(WHAT TO PRODUCE):
The data below needs to be returned exactly, line for line.

-------- AVAILABLE RECORDS --------

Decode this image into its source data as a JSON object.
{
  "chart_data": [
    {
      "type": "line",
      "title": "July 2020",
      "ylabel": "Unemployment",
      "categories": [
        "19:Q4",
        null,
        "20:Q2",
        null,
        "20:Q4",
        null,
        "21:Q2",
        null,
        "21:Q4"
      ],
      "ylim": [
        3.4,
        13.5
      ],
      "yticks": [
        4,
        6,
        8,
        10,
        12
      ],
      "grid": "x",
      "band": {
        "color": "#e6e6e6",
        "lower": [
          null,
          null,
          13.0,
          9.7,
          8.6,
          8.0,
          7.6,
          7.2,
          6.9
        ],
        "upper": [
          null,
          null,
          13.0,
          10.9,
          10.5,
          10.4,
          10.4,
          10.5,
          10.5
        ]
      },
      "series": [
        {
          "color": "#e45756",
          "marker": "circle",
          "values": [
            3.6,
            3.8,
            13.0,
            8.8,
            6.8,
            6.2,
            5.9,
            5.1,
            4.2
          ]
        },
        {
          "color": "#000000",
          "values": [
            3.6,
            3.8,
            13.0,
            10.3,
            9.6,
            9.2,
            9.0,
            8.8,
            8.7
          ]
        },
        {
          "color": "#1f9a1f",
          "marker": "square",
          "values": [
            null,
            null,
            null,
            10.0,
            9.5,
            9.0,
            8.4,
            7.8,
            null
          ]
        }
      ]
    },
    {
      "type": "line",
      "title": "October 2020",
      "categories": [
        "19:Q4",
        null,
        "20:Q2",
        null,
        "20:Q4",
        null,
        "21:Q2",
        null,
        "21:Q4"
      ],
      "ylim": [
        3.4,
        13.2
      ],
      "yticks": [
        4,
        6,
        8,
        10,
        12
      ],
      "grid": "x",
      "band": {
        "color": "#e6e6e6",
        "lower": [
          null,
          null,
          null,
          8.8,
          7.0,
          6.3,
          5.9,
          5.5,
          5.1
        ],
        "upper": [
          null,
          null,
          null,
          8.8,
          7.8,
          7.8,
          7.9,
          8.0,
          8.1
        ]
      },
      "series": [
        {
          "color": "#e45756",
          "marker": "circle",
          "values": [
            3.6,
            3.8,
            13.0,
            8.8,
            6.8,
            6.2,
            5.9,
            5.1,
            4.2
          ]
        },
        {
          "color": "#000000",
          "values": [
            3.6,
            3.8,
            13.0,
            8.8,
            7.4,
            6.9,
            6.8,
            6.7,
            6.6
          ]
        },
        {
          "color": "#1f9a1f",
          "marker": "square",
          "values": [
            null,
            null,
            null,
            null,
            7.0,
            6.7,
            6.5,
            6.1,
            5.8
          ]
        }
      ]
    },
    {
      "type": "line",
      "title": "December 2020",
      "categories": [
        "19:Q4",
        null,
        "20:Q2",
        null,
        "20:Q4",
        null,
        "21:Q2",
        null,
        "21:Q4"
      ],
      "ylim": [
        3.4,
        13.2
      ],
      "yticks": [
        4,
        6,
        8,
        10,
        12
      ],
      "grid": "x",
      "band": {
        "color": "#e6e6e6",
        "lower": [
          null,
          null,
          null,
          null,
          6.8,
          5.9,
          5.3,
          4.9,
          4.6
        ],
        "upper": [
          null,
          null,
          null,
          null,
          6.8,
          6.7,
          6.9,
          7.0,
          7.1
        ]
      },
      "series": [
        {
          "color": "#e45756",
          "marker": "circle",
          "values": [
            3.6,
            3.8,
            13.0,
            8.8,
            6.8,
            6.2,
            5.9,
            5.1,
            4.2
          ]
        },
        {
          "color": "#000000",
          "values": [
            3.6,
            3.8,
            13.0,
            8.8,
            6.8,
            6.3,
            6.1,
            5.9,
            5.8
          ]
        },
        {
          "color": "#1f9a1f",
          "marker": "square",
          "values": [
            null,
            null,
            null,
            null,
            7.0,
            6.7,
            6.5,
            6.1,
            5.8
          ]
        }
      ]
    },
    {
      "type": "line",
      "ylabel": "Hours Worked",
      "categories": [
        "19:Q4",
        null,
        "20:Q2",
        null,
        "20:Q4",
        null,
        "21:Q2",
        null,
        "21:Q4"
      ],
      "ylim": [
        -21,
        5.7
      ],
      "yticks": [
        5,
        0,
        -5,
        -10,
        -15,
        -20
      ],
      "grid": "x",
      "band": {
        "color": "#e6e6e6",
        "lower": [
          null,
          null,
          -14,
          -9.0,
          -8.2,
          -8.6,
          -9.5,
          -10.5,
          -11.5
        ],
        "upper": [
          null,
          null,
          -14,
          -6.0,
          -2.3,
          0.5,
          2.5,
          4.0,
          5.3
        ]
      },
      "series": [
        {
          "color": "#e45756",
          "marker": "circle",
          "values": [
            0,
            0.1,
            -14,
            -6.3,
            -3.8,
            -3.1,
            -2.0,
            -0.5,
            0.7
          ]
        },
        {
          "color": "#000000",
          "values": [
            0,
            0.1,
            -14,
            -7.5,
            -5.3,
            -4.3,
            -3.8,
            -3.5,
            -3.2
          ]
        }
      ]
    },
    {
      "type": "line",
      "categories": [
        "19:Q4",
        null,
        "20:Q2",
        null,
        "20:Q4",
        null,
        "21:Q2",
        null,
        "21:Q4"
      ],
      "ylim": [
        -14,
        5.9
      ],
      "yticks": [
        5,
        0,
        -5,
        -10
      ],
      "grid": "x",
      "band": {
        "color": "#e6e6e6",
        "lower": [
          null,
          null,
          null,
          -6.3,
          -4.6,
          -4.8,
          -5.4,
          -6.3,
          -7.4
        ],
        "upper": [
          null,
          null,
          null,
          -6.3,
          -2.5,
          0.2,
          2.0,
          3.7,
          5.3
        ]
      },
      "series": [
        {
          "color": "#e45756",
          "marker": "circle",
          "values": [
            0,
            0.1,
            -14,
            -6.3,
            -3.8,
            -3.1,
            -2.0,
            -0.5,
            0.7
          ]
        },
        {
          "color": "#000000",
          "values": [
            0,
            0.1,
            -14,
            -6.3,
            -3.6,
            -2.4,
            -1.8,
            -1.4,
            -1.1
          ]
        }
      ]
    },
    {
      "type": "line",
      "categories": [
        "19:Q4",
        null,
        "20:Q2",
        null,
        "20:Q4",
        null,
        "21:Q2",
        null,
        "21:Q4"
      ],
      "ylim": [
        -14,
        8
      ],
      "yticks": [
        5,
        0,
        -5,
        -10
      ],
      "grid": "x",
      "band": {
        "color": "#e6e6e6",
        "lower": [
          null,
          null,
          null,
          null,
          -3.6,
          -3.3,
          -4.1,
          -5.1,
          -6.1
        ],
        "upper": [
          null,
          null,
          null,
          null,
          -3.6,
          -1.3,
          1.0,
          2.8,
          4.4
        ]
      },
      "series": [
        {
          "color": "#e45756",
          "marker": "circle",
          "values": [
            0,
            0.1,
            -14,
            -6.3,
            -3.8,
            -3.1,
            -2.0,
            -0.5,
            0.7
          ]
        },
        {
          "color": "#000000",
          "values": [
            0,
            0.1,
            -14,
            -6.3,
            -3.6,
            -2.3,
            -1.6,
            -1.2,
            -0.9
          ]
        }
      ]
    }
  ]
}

--------

(WORKED ANSWER):
Decode this image into its source data as a JSON object.
{
  "chart_data": [
    {
      "type": "line",
      "title": "July 2020",
      "ylabel": "Unemployment",
      "categories": [
        "19:Q4",
        null,
        "20:Q2",
        null,
        "20:Q4",
        null,
        "21:Q2",
        null,
        "21:Q4"
      ],
      "ylim": [
        3.4,
        13.5
      ],
      "yticks": [
        4,
        6,
        8,
        10,
        12
      ],
      "grid": "x",
      "band": {
        "color": "#e6e6e6",
        "lower": [
          null,
          null,
          13.0,
          9.7,
          8.6,
          8.0,
          7.6,
          7.2,
          6.9
        ],
        "upper": [
          null,
          null,
          13.0,
          10.9,
          10.5,
          10.4,
          10.4,
          10.5,
          10.5
        ]
      },
      "series": [
        {
          "color": "#e45756",
          "marker": "circle",
          "values": [
            3.6,
            3.8,
            13.0,
            8.8,
            6.8,
            6.2,
            5.9,
            5.1,
            4.2
          ]
        },
        {
          "color": "#000000",
          "values": [
            3.6,
            3.8,
            13.0,
            10.3,
            9.6,
            9.2,
            9.0,
            8.8,
            8.7
          ]
        },
        {
          "color": "#1f9a1f",
          "marker": "square",
          "values": [
            null,
            null,
            null,
            10.0,
            9.5,
            9.0,
            8.4,
            7.8,
            null
          ]
        }
      ]
    },
    {
      "type": "line",
      "title": "October 2020",
      "categories": [
        "19:Q4",
        null,
        "20:Q2",
        null,
        "20:Q4",
        null,
        "21:Q2",
        null,
        "21:Q4"
      ],
      "ylim": [
        3.4,
        13.2
      ],
      "yticks": [
        4,
        6,
        8,
        10,
        12
      ],
      "grid": "x",
      "band": {
        "color": "#e6e6e6",
        "lower": [
          null,
          null,
          null,
          8.8,
          7.0,
          6.3,
          5.9,
          5.5,
          5.1
        ],
        "upper": [
          null,
          null,
          null,
          8.8,
          7.8,
          7.8,
          7.9,
          8.0,
          8.1
        ]
      },
      "series": [
        {
          "color": "#e45756",
          "marker": "circle",
          "values": [
            3.6,
            3.8,
            13.0,
            8.8,
            6.8,
            6.2,
            5.9,
            5.1,
            4.2
          ]
        },
        {
          "color": "#000000",
          "values": [
            3.6,
            3.8,
            13.0,
            8.8,
            7.4,
            6.9,
            6.8,
            6.7,
            6.6
          ]
        },
        {
          "color": "#1f9a1f",
          "marker": "square",
          "values": [
            null,
            null,
            null,
            null,
            7.0,
            6.7,
            6.5,
            6.1,
            5.8
          ]
        }
      ]
    },
    {
      "type": "line",
      "title": "December 2020",
      "categories": [
        "19:Q4",
        null,
        "20:Q2",
        null,
        "20:Q4",
        null,
        "21:Q2",
        null,
        "21:Q4"
      ],
      "ylim": [
        3.4,
        13.2
      ],
      "yticks": [
        4,
        6,
        8,
        10,
        12
      ],
      "grid": "x",
      "band": {
        "color": "#e6e6e6",
        "lower": [
          null,
          null,
          null,
          null,
          6.8,
          5.9,
          5.3,
          4.9,
          4.6
        ],
        "upper": [
          null,
          null,
          null,
          null,
          6.8,
          6.7,
          6.9,
          7.0,
          7.1
        ]
      },
      "series": [
        {
          "color": "#e45756",
          "marker": "circle",
          "values": [
            3.6,
            3.8,
            13.0,
            8.8,
            6.8,
            6.2,
            5.9,
            5.1,
            4.2
          ]
        },
        {
          "color": "#000000",
          "values": [
            3.6,
            3.8,
            13.0,
            8.8,
            6.8,
            6.3,
            6.1,
            5.9,
            5.8
          ]
        },
        {
          "color": "#1f9a1f",
          "marker": "square",
          "values": [
            null,
            null,
            null,
            null,
            7.0,
            6.7,
            6.5,
            6.1,
            5.8
          ]
        }
      ]
    },
    {
      "type": "line",
      "ylabel": "Hours Worked",
      "categories": [
        "19:Q4",
        null,
        "20:Q2",
        null,
        "20:Q4",
        null,
        "21:Q2",
        null,
        "21:Q4"
      ],
      "ylim": [
        -21,
        5.7
      ],
      "yticks": [
        5,
        0,
        -5,
        -10,
        -15,
        -20
      ],
      "grid": "x",
      "band": {
        "color": "#e6e6e6",
        "lower": [
          null,
          null,
          -14,
          -9.0,
          -8.2,
          -8.6,
          -9.5,
          -10.5,
          -11.5
        ],
        "upper": [
          null,
          null,
          -14,
          -6.0,
          -2.3,
          0.5,
          2.5,
          4.0,
          5.3
        ]
      },
      "series": [
        {
          "color": "#e45756",
          "marker": "circle",
          "values": [
            0,
            0.1,
            -14,
            -6.3,
            -3.8,
            -3.1,
            -2.0,
            -0.5,
            0.7
          ]
        },
        {
          "color": "#000000",
          "values": [
            0,
            0.1,
            -14,
            -7.5,
            -5.3,
            -4.3,
            -3.8,
            -3.5,
            -3.2
          ]
        }
      ]
    },
    {
      "type": "line",
      "categories": [
        "19:Q4",
        null,
        "20:Q2",
        null,
        "20:Q4",
        null,
        "21:Q2",
        null,
        "21:Q4"
      ],
      "ylim": [
        -14,
        5.9
      ],
      "yticks": [
        5,
        0,
        -5,
        -10
      ],
      "grid": "x",
      "band": {
        "color": "#e6e6e6",
        "lower": [
          null,
          null,
          null,
          -6.3,
          -4.6,
          -4.8,
          -5.4,
          -6.3,
          -7.4
        ],
        "upper": [
          null,
          null,
          null,
          -6.3,
          -2.5,
          0.2,
          2.0,
          3.7,
          5.3
        ]
      },
      "series": [
        {
          "color": "#e45756",
          "marker": "circle",
          "values": [
            0,
            0.1,
            -14,
            -6.3,
            -3.8,
            -3.1,
            -2.0,
            -0.5,
            0.7
          ]
        },
        {
          "color": "#000000",
          "values": [
            0,
            0.1,
            -14,
            -6.3,
            -3.6,
            -2.4,
            -1.8,
            -1.4,
            -1.1
          ]
        }
      ]
    },
    {
      "type": "line",
      "categories": [
        "19:Q4",
        null,
        "20:Q2",
        null,
        "20:Q4",
        null,
        "21:Q2",
        null,
        "21:Q4"
      ],
      "ylim": [
        -14,
        8
      ],
      "yticks": [
        5,
        0,
        -5,
        -10
      ],
      "grid": "x",
      "band": {
        "color": "#e6e6e6",
        "lower": [
          null,
          null,
          null,
          null,
          -3.6,
          -3.3,
          -4.1,
          -5.1,
          -6.1
        ],
        "upper": [
          null,
          null,
          null,
          null,
          -3.6,
          -1.3,
          1.0,
          2.8,
          4.4
        ]
      },
      "series": [
        {
          "color": "#e45756",
          "marker": "circle",
          "values": [
            0,
            0.1,
            -14,
            -6.3,
            -3.8,
            -3.1,
            -2.0,
            -0.5,
            0.7
          ]
        },
        {
          "color": "#000000",
          "values": [
            0,
            0.1,
            -14,
            -6.3,
            -3.6,
            -2.3,
            -1.6,
            -1.2,
            -0.9
          ]
        }
      ]
    }
  ]
}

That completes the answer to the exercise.